# READING PASSAGE start

Zerohedge recently reported on an interview given by Lithuanian ECB council member Vitas Vasiliauskas, which demonstrates how utterly deluded the central planners in the so-called “capitalist” economies of the West have become. His statements are nothing short of bizarre (“we are magic guys!”) – although he is of course correct when he states that a central bank can never “run out of ammunition”.
BoJ governor Haruhiko Kuroda Photo credit: Toru Hanai / Reuters
The mental state of BoJ governor Haruhiko Kuroda may be even more precarious though. As Marketwatch reports, he recently gave an interview to German financial newspaper Börsen-Zeitung, in which he inter alia threatened even more BoJ intervention:
Bank of Japan Gov. Haruhiko Kuroda said the central bank “can still ease [its] monetary policy substantially” if necessary, in an interview with German financial newspaper Börsen-Zeitung published Wednesday.
This is per se not surprising, although one wonders what Kuroda thinks can possibly be achieved by upping the ante on this:
Assets held by the BoJ vs. the Nikkei index – April 1999 = 100 – click to enlarge.

# READING PASSAGE end

▶ [WHAT THIS EXERCISE ASKS]:
1) According to the central bank text, which German financial newspaper published the interview with Haruhiko Kuroda?
2) Echo the rows exactly, starting with the first row and going on through the row with "svg-text:1K: 1K: [831, 619, 843, 629]".
The rows that follow have no connection to the text about central banks.

# DATA PROVIDED start

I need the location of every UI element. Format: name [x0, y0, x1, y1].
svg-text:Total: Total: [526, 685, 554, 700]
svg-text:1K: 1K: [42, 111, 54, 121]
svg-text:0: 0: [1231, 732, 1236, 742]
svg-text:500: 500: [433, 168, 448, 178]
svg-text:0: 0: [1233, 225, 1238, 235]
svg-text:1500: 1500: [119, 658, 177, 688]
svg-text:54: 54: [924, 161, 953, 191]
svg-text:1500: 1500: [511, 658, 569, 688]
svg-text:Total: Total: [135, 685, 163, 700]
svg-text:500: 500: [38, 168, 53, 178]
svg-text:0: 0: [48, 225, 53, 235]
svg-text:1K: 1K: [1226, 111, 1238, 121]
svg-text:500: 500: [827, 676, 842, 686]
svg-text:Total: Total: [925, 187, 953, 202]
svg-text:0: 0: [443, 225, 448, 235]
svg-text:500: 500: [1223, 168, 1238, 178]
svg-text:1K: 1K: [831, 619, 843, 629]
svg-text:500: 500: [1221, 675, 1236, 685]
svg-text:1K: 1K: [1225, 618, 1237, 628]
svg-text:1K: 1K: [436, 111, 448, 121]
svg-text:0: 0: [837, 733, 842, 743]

# DATA PROVIDED end

▶ [ANSWERS TO THE PROBLEMS]:
1) Börsen-Zeitung

2)
I need the location of every UI element. Format: name [x0, y0, x1, y1].
svg-text:Total: Total: [526, 685, 554, 700]
svg-text:1K: 1K: [42, 111, 54, 121]
svg-text:0: 0: [1231, 732, 1236, 742]
svg-text:500: 500: [433, 168, 448, 178]
svg-text:0: 0: [1233, 225, 1238, 235]
svg-text:1500: 1500: [119, 658, 177, 688]
svg-text:54: 54: [924, 161, 953, 191]
svg-text:1500: 1500: [511, 658, 569, 688]
svg-text:Total: Total: [135, 685, 163, 700]
svg-text:500: 500: [38, 168, 53, 178]
svg-text:0: 0: [48, 225, 53, 235]
svg-text:1K: 1K: [1226, 111, 1238, 121]
svg-text:500: 500: [827, 676, 842, 686]
svg-text:Total: Total: [925, 187, 953, 202]
svg-text:0: 0: [443, 225, 448, 235]
svg-text:500: 500: [1223, 168, 1238, 178]
svg-text:1K: 1K: [831, 619, 843, 629]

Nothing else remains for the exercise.